→ TEXTO FORNECIDO

.....

Projeto Menos Plástico é Mais: entrevista com professoras Valéria Pereira e Giselle Correa da Silva

O Espaço Ciência Viva agradece a participação de Valéria Pereira e Giselle Correa da Silva, professoras no CEFET/RJ, Centro Federal de Educação Tecnológica Celso Suckow da Fonseca, no Rio de Janeiro, em entrevista sobre o projeto que participam: MPEM, Menos Plástico é Mais, respondendo sobre o trabalho que realizam à luz da Década do Oceano que estamos. O projeto Menos Plástico é Mais propõe a coleta de lixo das praias da cidade do Rio de Janeiro, sua separação, reciclagem e a utilização de resíduos plásticos na construção civil.

Giselle Correa da Silva cursou bacharelado e licenciatura em química na Universidade Federal Rural do Rio de Janeiro, e mestrado e doutorado em química na UFRJ (Universidade Federal do Rio de Janeiro. É professora do CEFET/RJ e há 5 anos e trabalha com o projeto Menos Plástico é mais, junto com outros projetos na coordenação de Química.

.....

→ TAREFA CURTA A
Reproduza na íntegra, sem alterar nada, a entrevista sobre o projeto Menos Plástico é Mais.

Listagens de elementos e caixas
.....

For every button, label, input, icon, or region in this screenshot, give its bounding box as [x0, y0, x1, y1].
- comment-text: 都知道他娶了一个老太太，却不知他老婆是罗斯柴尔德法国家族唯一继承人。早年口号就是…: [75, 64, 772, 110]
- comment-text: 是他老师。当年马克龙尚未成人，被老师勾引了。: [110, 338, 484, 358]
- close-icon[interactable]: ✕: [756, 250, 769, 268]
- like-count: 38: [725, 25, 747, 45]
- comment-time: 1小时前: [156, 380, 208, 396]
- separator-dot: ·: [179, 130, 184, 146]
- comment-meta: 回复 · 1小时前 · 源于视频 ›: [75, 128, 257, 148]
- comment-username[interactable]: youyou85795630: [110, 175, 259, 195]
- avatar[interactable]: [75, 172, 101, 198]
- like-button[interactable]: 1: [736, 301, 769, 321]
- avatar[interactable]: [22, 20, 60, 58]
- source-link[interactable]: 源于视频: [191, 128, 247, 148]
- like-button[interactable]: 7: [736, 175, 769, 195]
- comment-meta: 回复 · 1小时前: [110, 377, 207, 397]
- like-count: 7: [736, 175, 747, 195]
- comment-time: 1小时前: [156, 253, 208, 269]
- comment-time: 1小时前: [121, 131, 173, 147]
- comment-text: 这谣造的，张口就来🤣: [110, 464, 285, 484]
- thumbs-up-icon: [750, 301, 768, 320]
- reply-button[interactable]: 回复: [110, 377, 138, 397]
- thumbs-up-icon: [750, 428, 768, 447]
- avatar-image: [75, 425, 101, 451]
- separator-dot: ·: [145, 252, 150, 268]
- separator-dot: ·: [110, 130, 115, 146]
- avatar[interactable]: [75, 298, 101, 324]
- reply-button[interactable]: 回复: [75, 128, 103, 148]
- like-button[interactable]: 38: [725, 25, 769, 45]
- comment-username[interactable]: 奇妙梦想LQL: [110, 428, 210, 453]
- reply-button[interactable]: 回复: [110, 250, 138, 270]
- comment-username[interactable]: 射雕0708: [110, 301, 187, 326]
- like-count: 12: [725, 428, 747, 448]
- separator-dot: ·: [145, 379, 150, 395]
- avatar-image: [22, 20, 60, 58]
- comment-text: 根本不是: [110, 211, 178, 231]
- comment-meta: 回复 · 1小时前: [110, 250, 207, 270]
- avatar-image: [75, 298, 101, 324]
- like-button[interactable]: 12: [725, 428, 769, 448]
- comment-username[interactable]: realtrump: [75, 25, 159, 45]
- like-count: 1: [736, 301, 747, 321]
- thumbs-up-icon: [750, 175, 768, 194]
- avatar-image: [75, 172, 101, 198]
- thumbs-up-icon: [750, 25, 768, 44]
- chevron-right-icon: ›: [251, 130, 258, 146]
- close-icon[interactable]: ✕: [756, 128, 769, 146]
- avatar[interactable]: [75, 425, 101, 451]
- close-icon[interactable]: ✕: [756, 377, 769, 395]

.....

→ TAREFA CURTA B
Transcreva sem mudanças as linhas dos registros, começando pela primeira linha deles e parando depois da linha que contém "- comment-time: 1小时前: [156, 380, 208, 396]", incluídas ambas as pontas.

→ RESPOSTA DO EXERCÍCIO A
Projeto Menos Plástico é Mais: entrevista com professoras Valéria Pereira e Giselle Correa da Silva

O Espaço Ciência Viva agradece a participação de Valéria Pereira e Giselle Correa da Silva, professoras no CEFET/RJ, Centro Federal de Educação Tecnológica Celso Suckow da Fonseca, no Rio de Janeiro, em entrevista sobre o projeto que participam: MPEM, Menos Plástico é Mais, respondendo sobre o trabalho que realizam à luz da Década do Oceano que estamos. O projeto Menos Plástico é Mais propõe a coleta de lixo das praias da cidade do Rio de Janeiro, sua separação, reciclagem e a utilização de resíduos plásticos na construção civil.

Giselle Correa da Silva cursou bacharelado e licenciatura em química na Universidade Federal Rural do Rio de Janeiro, e mestrado e doutorado em química na UFRJ (Universidade Federal do Rio de Janeiro. É professora do CEFET/RJ e há 5 anos e trabalha com o projeto Menos Plástico é mais, junto com outros projetos na coordenação de Química.

→ RESPOSTA DO EXERCÍCIO B
For every button, label, input, icon, or region in this screenshot, give its bounding box as [x0, y0, x1, y1].
- comment-text: 都知道他娶了一个老太太，却不知他老婆是罗斯柴尔德法国家族唯一继承人。早年口号就是…: [75, 64, 772, 110]
- comment-text: 是他老师。当年马克龙尚未成人，被老师勾引了。: [110, 338, 484, 358]
- close-icon[interactable]: ✕: [756, 250, 769, 268]
- like-count: 38: [725, 25, 747, 45]
- comment-time: 1小时前: [156, 380, 208, 396]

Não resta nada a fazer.